EXERCISE DIRECTIONS: Go through the lines below. Copy those with "случае".

TASK MATERIAL:
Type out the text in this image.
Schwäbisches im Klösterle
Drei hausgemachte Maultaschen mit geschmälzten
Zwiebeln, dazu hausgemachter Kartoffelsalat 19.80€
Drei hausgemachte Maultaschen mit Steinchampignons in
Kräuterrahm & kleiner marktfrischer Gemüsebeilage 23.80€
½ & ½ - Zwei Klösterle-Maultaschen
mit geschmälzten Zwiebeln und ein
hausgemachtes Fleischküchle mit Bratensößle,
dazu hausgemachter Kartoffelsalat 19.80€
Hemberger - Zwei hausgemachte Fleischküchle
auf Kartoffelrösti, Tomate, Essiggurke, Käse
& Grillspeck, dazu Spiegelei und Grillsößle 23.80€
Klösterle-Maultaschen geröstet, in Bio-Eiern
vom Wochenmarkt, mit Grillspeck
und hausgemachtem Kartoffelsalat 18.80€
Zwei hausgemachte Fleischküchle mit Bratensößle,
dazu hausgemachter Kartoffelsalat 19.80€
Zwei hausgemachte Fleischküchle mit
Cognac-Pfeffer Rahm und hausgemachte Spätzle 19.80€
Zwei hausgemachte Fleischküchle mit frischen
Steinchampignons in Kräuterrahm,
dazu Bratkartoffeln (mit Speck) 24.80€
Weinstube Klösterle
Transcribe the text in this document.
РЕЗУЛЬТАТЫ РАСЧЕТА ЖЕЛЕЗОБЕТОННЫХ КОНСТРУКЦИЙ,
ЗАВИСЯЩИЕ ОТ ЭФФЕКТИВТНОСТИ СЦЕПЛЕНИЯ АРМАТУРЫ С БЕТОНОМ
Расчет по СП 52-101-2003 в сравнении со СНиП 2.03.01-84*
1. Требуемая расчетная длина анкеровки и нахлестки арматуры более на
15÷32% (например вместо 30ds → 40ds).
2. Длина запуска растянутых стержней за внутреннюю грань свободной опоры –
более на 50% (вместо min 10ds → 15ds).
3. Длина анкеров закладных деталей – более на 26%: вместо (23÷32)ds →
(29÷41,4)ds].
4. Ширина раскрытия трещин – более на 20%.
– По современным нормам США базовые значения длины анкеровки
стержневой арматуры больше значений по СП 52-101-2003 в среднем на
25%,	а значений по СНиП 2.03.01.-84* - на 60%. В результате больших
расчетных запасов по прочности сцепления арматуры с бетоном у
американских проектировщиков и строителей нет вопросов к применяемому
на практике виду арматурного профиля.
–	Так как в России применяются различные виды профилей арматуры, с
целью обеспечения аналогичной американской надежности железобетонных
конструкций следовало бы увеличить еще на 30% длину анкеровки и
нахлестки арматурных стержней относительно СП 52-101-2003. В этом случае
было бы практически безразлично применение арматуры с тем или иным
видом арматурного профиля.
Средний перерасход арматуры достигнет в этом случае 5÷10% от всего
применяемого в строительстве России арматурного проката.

WRITTEN REPLY:
нахлестки арматурных стержней относительно СП 52-101-2003. В этом случае
Средний перерасход арматуры достигнет в этом случае 5÷10% от всего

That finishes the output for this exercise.